Record set.

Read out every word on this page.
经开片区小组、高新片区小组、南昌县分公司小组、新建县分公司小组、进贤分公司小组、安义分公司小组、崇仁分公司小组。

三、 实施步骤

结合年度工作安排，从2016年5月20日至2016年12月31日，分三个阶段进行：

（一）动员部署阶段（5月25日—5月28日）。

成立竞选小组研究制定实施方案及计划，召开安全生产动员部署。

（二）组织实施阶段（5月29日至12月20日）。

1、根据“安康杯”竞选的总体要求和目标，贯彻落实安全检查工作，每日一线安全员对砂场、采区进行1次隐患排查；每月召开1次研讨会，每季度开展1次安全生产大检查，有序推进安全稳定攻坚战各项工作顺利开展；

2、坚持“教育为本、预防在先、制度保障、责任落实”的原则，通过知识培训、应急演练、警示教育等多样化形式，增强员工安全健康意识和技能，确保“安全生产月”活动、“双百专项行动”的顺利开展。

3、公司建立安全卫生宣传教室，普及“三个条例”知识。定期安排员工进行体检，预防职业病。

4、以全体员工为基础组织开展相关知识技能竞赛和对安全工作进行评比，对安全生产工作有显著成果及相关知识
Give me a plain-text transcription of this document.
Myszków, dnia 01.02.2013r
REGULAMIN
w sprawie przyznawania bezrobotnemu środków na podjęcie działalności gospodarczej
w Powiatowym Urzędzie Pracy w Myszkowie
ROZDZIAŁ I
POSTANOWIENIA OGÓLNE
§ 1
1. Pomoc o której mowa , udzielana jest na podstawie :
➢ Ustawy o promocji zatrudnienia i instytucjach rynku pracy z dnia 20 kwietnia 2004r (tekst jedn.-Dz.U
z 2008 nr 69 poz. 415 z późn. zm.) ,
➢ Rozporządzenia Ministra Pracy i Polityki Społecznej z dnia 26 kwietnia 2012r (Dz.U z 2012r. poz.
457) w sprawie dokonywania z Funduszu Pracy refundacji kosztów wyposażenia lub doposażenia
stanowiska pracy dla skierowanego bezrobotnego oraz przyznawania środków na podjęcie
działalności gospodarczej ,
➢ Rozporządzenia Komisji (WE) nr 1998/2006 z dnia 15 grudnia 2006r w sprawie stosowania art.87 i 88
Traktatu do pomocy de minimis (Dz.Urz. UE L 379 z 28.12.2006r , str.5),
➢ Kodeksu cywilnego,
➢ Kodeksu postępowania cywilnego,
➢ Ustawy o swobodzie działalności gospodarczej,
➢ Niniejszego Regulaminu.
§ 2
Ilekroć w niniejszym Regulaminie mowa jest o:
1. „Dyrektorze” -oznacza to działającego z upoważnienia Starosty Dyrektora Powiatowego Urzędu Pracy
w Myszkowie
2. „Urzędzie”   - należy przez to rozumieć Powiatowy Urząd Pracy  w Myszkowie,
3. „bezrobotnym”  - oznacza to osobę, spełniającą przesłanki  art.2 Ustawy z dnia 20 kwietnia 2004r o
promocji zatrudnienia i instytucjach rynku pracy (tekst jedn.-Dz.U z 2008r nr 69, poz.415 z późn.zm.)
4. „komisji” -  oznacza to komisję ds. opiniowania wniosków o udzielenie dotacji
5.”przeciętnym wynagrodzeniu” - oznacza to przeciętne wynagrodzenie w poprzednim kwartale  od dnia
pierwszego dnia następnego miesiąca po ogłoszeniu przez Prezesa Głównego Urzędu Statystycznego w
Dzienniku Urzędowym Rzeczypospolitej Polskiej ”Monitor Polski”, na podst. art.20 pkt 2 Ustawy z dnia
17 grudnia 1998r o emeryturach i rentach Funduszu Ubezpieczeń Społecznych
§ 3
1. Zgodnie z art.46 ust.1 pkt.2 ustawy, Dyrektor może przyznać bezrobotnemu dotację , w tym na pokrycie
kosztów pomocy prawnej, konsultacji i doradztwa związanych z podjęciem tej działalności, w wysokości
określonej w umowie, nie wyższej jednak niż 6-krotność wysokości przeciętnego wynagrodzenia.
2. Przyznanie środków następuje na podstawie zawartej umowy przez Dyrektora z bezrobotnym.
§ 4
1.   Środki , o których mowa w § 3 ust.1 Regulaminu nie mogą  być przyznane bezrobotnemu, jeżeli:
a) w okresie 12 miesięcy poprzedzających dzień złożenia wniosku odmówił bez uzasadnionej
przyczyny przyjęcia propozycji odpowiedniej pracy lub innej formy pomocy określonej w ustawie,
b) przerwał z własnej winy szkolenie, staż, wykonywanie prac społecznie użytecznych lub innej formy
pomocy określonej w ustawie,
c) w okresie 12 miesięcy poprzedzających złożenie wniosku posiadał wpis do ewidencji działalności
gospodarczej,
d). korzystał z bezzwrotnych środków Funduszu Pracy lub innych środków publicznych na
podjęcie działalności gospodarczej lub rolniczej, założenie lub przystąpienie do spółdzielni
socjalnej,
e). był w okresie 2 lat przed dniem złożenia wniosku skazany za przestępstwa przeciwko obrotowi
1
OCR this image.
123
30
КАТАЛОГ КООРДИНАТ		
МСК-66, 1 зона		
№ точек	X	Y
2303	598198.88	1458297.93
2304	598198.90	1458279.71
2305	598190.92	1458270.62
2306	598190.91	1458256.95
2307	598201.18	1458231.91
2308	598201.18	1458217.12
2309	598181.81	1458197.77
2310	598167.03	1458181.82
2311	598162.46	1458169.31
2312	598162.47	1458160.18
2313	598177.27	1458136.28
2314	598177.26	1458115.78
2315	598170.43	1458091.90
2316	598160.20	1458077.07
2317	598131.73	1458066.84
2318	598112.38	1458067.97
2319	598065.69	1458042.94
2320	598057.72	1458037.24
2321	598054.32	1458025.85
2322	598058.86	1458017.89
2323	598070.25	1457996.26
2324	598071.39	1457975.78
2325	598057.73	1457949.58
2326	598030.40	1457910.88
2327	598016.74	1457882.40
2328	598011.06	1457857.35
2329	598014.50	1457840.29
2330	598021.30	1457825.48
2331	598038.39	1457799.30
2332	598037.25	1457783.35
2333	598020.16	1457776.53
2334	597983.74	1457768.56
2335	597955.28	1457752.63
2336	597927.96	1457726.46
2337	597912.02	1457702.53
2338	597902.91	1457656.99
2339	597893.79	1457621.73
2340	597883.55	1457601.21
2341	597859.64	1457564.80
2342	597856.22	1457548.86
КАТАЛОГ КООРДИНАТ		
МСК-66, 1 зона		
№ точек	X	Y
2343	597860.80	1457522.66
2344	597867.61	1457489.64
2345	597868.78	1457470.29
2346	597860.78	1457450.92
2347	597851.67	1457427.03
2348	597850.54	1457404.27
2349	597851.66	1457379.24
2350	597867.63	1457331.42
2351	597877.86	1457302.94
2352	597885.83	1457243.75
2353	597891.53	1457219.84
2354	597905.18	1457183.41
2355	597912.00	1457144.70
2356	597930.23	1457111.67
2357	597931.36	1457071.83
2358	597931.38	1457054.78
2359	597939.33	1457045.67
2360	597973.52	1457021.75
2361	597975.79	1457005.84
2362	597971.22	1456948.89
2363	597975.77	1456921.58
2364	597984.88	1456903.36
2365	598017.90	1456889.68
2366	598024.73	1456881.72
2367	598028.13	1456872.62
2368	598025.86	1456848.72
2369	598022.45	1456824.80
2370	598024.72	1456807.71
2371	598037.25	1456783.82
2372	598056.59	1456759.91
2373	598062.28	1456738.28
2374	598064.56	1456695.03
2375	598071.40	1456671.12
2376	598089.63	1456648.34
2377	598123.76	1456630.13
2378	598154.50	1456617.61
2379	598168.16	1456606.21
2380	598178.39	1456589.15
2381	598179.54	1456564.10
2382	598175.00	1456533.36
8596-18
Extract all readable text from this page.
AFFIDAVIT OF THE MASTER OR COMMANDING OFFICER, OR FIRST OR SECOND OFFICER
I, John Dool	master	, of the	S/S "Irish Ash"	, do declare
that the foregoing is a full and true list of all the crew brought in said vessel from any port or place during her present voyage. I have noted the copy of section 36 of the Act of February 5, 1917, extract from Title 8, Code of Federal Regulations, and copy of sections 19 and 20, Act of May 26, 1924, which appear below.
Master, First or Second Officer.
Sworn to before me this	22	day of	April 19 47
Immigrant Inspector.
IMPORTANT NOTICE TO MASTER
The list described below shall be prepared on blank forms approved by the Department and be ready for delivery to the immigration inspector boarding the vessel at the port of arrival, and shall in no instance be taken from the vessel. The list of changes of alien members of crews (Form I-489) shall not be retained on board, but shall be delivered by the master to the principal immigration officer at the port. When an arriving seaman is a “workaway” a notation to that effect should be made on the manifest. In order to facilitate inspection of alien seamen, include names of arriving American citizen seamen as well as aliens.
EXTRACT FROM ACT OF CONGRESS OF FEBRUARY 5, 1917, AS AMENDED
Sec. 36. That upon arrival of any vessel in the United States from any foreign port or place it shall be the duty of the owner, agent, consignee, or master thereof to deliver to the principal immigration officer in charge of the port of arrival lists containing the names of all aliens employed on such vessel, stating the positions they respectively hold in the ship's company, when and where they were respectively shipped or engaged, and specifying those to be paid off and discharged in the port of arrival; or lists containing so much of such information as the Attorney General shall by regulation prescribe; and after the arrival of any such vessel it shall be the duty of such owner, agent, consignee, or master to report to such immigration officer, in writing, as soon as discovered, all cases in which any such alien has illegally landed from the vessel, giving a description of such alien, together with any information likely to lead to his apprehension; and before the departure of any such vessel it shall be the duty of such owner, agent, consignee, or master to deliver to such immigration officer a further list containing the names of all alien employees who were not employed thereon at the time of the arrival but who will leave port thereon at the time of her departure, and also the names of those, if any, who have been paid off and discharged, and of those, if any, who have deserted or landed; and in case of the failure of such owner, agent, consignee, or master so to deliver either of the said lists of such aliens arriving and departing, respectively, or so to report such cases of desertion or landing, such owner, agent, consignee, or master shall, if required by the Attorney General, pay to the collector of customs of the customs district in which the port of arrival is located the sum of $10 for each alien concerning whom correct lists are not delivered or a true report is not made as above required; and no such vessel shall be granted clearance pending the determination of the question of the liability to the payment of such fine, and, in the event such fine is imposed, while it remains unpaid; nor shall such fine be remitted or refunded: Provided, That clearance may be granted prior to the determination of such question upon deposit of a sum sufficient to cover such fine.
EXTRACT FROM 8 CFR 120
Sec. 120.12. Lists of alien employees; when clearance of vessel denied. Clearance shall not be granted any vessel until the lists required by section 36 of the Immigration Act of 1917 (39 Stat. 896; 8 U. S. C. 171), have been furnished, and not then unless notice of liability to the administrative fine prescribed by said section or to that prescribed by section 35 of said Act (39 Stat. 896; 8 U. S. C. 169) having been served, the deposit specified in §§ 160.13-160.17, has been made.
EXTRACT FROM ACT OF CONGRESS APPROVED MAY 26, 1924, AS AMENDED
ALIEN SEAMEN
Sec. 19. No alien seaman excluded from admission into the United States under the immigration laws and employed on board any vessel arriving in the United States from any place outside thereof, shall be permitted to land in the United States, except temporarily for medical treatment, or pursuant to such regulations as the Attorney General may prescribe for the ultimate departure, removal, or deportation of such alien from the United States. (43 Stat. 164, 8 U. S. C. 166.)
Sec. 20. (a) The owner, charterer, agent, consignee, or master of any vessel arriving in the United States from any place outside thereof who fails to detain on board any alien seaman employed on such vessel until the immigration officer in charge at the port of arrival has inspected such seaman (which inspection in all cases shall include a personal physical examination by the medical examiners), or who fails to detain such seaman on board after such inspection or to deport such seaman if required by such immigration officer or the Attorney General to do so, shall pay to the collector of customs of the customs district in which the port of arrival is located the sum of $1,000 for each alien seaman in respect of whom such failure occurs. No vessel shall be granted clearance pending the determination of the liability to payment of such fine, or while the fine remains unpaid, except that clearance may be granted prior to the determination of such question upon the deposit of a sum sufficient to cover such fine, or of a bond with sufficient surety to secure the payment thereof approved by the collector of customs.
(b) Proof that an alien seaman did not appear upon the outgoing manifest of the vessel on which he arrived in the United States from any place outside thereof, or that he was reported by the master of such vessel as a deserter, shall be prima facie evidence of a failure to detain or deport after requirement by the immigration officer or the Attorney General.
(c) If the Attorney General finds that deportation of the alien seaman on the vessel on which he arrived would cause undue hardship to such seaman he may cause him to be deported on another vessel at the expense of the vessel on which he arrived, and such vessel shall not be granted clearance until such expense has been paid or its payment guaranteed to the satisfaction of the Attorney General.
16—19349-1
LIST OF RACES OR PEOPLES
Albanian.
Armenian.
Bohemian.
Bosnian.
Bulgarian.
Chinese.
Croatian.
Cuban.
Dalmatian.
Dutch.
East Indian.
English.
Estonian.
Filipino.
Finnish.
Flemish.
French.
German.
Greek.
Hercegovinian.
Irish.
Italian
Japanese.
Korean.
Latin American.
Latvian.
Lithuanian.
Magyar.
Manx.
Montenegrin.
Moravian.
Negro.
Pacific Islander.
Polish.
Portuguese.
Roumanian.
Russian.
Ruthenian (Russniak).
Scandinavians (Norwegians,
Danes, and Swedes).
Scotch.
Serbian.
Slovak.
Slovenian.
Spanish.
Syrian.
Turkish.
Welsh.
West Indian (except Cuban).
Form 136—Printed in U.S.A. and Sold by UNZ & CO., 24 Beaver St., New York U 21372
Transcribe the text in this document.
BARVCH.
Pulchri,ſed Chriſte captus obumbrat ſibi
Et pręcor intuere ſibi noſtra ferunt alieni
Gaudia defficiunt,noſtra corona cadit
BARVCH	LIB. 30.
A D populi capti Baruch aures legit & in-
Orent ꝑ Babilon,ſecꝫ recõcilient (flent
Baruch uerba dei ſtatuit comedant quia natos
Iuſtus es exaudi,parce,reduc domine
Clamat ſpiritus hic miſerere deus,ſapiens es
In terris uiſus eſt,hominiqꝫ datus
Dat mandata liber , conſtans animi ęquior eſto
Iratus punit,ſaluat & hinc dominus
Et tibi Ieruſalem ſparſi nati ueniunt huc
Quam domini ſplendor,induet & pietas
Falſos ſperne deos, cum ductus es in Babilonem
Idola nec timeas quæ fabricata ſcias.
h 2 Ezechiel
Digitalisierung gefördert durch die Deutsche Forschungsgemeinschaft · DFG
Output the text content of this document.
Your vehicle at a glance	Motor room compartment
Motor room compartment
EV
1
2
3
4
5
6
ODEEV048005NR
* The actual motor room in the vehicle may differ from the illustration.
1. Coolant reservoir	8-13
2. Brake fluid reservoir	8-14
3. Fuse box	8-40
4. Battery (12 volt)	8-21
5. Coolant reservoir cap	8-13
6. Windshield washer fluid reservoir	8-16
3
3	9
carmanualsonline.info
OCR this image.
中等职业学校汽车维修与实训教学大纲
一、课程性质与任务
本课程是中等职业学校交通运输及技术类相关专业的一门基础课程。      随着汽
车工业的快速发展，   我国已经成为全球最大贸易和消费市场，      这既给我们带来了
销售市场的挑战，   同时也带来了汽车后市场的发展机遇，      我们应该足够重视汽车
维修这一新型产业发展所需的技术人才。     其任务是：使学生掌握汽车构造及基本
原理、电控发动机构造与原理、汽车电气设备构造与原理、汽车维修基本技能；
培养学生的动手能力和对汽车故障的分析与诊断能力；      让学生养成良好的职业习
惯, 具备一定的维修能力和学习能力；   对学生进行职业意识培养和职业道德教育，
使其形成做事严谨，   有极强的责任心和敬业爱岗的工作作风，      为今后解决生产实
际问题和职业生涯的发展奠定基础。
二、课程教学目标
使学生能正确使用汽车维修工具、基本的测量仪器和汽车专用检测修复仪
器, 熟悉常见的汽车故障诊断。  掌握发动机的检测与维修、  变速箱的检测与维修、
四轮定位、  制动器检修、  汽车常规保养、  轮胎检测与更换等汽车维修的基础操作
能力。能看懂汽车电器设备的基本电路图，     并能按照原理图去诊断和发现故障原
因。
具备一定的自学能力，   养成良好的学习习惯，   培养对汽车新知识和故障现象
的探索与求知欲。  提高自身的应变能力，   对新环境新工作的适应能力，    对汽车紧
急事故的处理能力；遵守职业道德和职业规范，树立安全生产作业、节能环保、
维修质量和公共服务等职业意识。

What you are asked to do. Return every line from the records above that holds the word "fluid".

Finished exercise.
2. Brake fluid reservoir	8-14
6. Windshield washer fluid reservoir	8-16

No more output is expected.